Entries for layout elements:

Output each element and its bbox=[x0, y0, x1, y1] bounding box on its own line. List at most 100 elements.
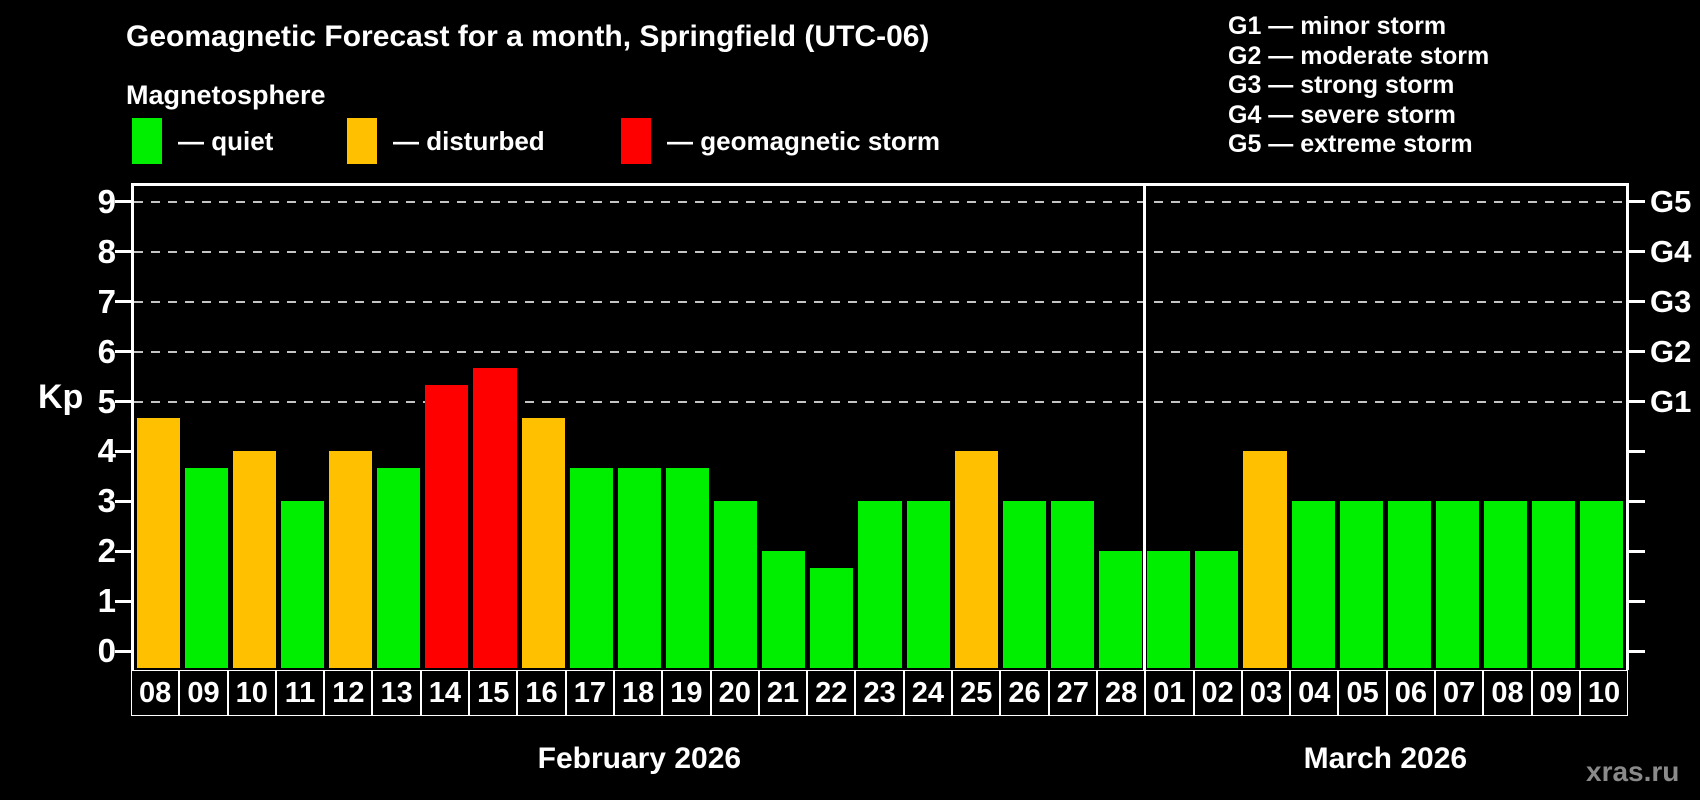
day-label-feb-16: 16 bbox=[517, 670, 566, 716]
y-axis-tick-left-1 bbox=[115, 599, 131, 603]
g-tick-label-g1: G1 bbox=[1650, 383, 1692, 419]
kp-bar-day-04 bbox=[1291, 501, 1335, 668]
day-label-feb-17: 17 bbox=[565, 670, 614, 716]
day-label-mar-10: 10 bbox=[1579, 670, 1629, 716]
y-tick-label-1: 1 bbox=[97, 582, 116, 620]
y-axis-tick-right-1 bbox=[1629, 599, 1645, 603]
gridline-kp9 bbox=[134, 200, 1626, 203]
kp-bar-day-02 bbox=[1195, 551, 1239, 668]
y-axis-tick-left-2 bbox=[115, 549, 131, 553]
g-legend-line-g4: G4 — severe storm bbox=[1228, 100, 1456, 129]
plot-frame-right bbox=[1626, 183, 1629, 670]
day-label-mar-03: 03 bbox=[1241, 670, 1291, 716]
kp-bar-day-03 bbox=[1243, 451, 1287, 668]
g-legend-line-g5: G5 — extreme storm bbox=[1228, 130, 1473, 158]
y-axis-tick-left-8 bbox=[115, 250, 131, 254]
day-label-mar-07: 07 bbox=[1435, 670, 1484, 716]
g-tick-label-g4: G4 bbox=[1650, 233, 1692, 269]
gridline-kp8 bbox=[134, 250, 1626, 253]
day-label-feb-13: 13 bbox=[372, 670, 421, 716]
legend-label-storm: — geomagnetic storm bbox=[667, 125, 941, 156]
quiet-color-swatch bbox=[132, 118, 162, 164]
day-label-feb-25: 25 bbox=[952, 670, 1001, 716]
g-tick-label-g3: G3 bbox=[1650, 283, 1692, 319]
day-label-feb-23: 23 bbox=[855, 670, 904, 716]
day-label-mar-01: 01 bbox=[1145, 670, 1194, 716]
g-scale-legend: G1 — minor storm G2 — moderate storm G3 … bbox=[1228, 12, 1489, 160]
y-axis-title: Kp bbox=[38, 378, 84, 416]
kp-bar-day-01 bbox=[1147, 551, 1191, 668]
storm-color-swatch bbox=[621, 118, 651, 164]
kp-bar-day-22 bbox=[810, 567, 854, 668]
y-axis-tick-left-5 bbox=[115, 400, 131, 403]
y-axis-tick-left-0 bbox=[115, 649, 131, 653]
month-separator bbox=[1143, 186, 1147, 670]
kp-bar-day-21 bbox=[762, 551, 806, 668]
kp-bar-day-11 bbox=[280, 501, 324, 668]
watermark: xras.ru bbox=[1586, 756, 1680, 787]
kp-bar-day-17 bbox=[569, 467, 613, 668]
y-tick-label-3: 3 bbox=[97, 482, 116, 520]
kp-bar-day-12 bbox=[329, 451, 373, 668]
day-label-feb-18: 18 bbox=[613, 670, 663, 716]
legend-item-storm: — geomagnetic storm bbox=[621, 118, 940, 164]
month-label-march: March 2026 bbox=[1303, 742, 1468, 775]
page-title: Geomagnetic Forecast for a month, Spring… bbox=[126, 20, 930, 53]
day-label-feb-27: 27 bbox=[1048, 670, 1097, 716]
kp-bar-day-15 bbox=[473, 368, 517, 668]
day-label-mar-04: 04 bbox=[1290, 670, 1339, 716]
y-axis-tick-right-4 bbox=[1629, 449, 1645, 453]
g-tick-label-g5: G5 bbox=[1650, 183, 1692, 219]
y-tick-label-0: 0 bbox=[97, 632, 116, 669]
day-label-feb-08: 08 bbox=[131, 670, 180, 716]
plot-frame-left bbox=[131, 183, 134, 670]
day-label-feb-19: 19 bbox=[662, 670, 711, 716]
kp-bar-day-10 bbox=[1580, 501, 1624, 668]
g-tick-label-g2: G2 bbox=[1650, 333, 1692, 369]
y-tick-label-4: 4 bbox=[97, 432, 116, 470]
kp-bar-day-08 bbox=[136, 417, 180, 668]
y-axis-tick-right-3 bbox=[1629, 499, 1645, 503]
y-axis-tick-right-0 bbox=[1629, 649, 1645, 653]
day-label-feb-28: 28 bbox=[1096, 670, 1146, 716]
kp-bar-day-06 bbox=[1387, 501, 1431, 668]
kp-bar-day-09 bbox=[1532, 501, 1576, 668]
y-tick-label-5: 5 bbox=[97, 382, 116, 420]
kp-bar-day-27 bbox=[1050, 501, 1095, 668]
y-axis-tick-left-9 bbox=[115, 200, 131, 204]
day-label-feb-09: 09 bbox=[179, 670, 228, 716]
y-axis-tick-right-6 bbox=[1629, 350, 1645, 354]
g-legend-line-g3: G3 — strong storm bbox=[1228, 71, 1455, 99]
y-axis-tick-left-6 bbox=[115, 350, 131, 354]
day-label-feb-21: 21 bbox=[758, 670, 808, 716]
day-label-mar-08: 08 bbox=[1483, 670, 1532, 716]
day-label-mar-05: 05 bbox=[1338, 670, 1387, 716]
day-label-feb-20: 20 bbox=[710, 670, 759, 716]
day-label-feb-22: 22 bbox=[807, 670, 856, 716]
kp-bar-day-16 bbox=[521, 417, 565, 668]
day-label-mar-02: 02 bbox=[1193, 670, 1242, 716]
day-label-mar-09: 09 bbox=[1531, 670, 1580, 716]
legend-item-quiet: — quiet bbox=[132, 118, 273, 164]
kp-bar-day-23 bbox=[858, 501, 902, 668]
day-label-feb-12: 12 bbox=[324, 670, 373, 716]
day-label-feb-14: 14 bbox=[420, 670, 470, 716]
kp-bar-day-28 bbox=[1099, 551, 1143, 668]
kp-bar-day-25 bbox=[954, 451, 998, 668]
kp-bar-day-26 bbox=[1002, 501, 1046, 668]
plot-frame-top bbox=[131, 183, 1629, 186]
month-label-february: February 2026 bbox=[537, 742, 742, 775]
disturbed-color-swatch bbox=[347, 118, 377, 164]
kp-bar-day-18 bbox=[617, 467, 661, 668]
y-axis-tick-right-7 bbox=[1629, 300, 1645, 304]
day-label-mar-06: 06 bbox=[1386, 670, 1436, 716]
y-axis-tick-right-8 bbox=[1629, 250, 1645, 254]
y-axis-tick-left-7 bbox=[115, 300, 131, 304]
kp-bar-day-08 bbox=[1484, 501, 1528, 668]
y-axis-tick-right-9 bbox=[1629, 200, 1645, 204]
kp-bar-day-24 bbox=[906, 501, 950, 668]
y-axis-tick-right-2 bbox=[1629, 549, 1645, 553]
kp-bar-day-20 bbox=[714, 501, 758, 668]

What is expected:
Reproduce the material word for word from the line containing "day-label-feb-16: 16 bbox=[517, 670, 566, 716]" to the line containing "day-label-mar-10: 10 bbox=[1579, 670, 1629, 716]", including both of those lines.

The response:
day-label-feb-16: 16 bbox=[517, 670, 566, 716]
y-axis-tick-left-1 bbox=[115, 599, 131, 603]
g-tick-label-g1: G1 bbox=[1650, 383, 1692, 419]
kp-bar-day-04 bbox=[1291, 501, 1335, 668]
day-label-feb-17: 17 bbox=[565, 670, 614, 716]
day-label-mar-10: 10 bbox=[1579, 670, 1629, 716]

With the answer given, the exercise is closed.